The exercise ->
For this exercise, copy out each line of the material below that includes "auth".

Given data ->
== == ==

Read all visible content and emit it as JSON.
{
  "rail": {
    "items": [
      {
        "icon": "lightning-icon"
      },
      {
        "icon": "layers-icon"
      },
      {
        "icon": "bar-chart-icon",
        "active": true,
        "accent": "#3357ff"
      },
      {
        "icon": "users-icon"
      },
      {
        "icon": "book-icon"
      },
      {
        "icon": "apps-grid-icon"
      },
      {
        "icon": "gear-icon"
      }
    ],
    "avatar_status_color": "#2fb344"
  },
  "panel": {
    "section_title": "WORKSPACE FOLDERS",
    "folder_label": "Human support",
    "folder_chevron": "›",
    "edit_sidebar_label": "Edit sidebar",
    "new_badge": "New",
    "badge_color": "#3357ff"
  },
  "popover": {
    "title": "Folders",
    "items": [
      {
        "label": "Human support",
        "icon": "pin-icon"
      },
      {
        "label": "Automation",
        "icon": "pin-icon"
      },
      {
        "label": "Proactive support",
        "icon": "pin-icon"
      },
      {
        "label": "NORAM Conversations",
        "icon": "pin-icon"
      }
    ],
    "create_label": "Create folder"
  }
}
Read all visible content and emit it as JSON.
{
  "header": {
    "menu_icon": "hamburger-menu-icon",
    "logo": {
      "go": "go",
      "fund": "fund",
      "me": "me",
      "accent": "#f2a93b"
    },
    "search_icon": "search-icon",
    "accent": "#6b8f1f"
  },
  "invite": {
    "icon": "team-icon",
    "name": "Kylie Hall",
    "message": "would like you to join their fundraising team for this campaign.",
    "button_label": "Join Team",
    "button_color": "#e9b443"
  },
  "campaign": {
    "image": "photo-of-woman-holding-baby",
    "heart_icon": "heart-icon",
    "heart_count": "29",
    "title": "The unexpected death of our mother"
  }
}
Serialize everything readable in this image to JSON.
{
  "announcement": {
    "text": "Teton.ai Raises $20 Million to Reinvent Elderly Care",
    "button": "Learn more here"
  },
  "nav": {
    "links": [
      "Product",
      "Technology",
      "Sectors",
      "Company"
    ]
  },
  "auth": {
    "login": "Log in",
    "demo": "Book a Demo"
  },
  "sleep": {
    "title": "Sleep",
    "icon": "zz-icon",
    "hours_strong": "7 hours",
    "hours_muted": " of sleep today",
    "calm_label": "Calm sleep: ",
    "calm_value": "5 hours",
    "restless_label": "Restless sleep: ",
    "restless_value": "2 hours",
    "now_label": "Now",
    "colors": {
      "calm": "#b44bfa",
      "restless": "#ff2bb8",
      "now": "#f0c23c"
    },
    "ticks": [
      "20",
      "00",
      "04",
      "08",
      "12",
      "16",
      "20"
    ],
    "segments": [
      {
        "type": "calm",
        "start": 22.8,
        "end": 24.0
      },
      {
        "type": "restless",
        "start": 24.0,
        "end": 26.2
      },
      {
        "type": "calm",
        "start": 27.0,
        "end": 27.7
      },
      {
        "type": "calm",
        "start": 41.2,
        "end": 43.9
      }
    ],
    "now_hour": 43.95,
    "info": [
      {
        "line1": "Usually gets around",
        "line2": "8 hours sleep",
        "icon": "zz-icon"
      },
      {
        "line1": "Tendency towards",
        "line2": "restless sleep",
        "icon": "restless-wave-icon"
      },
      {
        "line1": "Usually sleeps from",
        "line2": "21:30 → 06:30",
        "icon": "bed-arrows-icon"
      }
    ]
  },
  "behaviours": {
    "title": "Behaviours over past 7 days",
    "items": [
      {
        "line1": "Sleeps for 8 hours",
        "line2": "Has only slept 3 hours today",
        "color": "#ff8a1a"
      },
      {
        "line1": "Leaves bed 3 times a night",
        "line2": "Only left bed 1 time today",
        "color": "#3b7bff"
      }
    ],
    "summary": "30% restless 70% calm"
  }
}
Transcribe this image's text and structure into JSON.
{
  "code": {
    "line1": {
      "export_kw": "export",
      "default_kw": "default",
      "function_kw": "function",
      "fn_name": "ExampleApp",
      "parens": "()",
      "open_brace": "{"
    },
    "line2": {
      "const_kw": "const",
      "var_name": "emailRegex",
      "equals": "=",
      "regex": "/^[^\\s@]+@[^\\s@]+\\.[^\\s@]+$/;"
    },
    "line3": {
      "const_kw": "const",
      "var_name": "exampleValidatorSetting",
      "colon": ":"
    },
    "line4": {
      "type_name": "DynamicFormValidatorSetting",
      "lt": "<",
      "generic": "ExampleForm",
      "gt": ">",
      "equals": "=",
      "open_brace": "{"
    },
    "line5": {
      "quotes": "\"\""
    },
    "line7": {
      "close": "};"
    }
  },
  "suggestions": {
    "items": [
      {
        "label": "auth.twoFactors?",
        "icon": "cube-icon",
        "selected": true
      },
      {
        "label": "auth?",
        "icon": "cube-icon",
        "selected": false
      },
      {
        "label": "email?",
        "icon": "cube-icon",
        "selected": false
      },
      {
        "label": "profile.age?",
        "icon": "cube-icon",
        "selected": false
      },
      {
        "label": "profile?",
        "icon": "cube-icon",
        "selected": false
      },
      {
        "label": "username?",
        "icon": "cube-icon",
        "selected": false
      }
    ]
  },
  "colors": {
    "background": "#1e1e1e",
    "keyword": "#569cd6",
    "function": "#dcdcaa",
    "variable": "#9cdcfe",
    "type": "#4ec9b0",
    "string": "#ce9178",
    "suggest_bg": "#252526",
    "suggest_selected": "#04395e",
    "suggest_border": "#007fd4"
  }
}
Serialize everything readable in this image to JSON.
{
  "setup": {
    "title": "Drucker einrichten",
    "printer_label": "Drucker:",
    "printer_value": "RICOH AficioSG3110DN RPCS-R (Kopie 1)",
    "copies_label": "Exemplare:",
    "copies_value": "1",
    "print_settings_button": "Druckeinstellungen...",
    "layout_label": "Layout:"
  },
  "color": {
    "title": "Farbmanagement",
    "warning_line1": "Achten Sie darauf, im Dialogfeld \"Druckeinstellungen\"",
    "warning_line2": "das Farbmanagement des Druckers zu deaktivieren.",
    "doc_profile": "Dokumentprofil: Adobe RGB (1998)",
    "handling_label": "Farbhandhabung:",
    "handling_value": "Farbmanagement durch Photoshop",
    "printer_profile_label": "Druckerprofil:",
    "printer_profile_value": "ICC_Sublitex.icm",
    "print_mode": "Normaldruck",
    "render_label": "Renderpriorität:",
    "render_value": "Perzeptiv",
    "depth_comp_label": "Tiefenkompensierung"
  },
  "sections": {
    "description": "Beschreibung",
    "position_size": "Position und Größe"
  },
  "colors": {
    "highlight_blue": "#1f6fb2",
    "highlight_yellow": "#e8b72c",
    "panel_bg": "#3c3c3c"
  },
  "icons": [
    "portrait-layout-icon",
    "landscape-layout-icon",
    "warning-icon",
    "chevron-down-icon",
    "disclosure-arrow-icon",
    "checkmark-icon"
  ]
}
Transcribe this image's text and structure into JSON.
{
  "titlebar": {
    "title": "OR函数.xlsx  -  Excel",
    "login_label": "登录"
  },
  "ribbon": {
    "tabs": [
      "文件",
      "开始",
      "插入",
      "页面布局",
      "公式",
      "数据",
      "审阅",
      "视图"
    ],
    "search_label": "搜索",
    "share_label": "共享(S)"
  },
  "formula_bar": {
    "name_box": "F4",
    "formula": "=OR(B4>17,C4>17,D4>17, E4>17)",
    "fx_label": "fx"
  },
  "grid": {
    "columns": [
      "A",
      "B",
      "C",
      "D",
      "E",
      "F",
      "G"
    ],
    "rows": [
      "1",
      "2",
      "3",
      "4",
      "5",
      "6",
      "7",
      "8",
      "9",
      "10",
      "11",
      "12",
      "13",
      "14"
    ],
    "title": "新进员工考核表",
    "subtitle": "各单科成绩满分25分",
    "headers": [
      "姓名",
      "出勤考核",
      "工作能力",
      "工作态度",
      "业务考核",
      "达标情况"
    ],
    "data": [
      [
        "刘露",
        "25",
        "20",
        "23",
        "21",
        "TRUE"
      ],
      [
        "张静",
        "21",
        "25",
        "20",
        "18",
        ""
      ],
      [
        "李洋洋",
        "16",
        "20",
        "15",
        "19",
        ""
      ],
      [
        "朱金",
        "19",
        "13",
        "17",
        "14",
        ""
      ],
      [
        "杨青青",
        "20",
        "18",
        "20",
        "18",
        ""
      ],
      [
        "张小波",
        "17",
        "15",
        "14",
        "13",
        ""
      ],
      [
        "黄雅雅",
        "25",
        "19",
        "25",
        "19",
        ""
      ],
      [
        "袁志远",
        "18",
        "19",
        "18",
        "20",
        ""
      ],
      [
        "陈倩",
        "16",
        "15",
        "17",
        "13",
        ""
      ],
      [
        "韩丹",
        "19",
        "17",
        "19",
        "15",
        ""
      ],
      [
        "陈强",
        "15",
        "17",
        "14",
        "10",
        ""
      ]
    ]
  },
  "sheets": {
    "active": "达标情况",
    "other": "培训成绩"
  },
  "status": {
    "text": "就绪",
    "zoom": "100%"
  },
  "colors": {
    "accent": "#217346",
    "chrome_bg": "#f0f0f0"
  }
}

== == ==

Correct result ->
  "auth": {
        "label": "auth.twoFactors?",
        "label": "auth?",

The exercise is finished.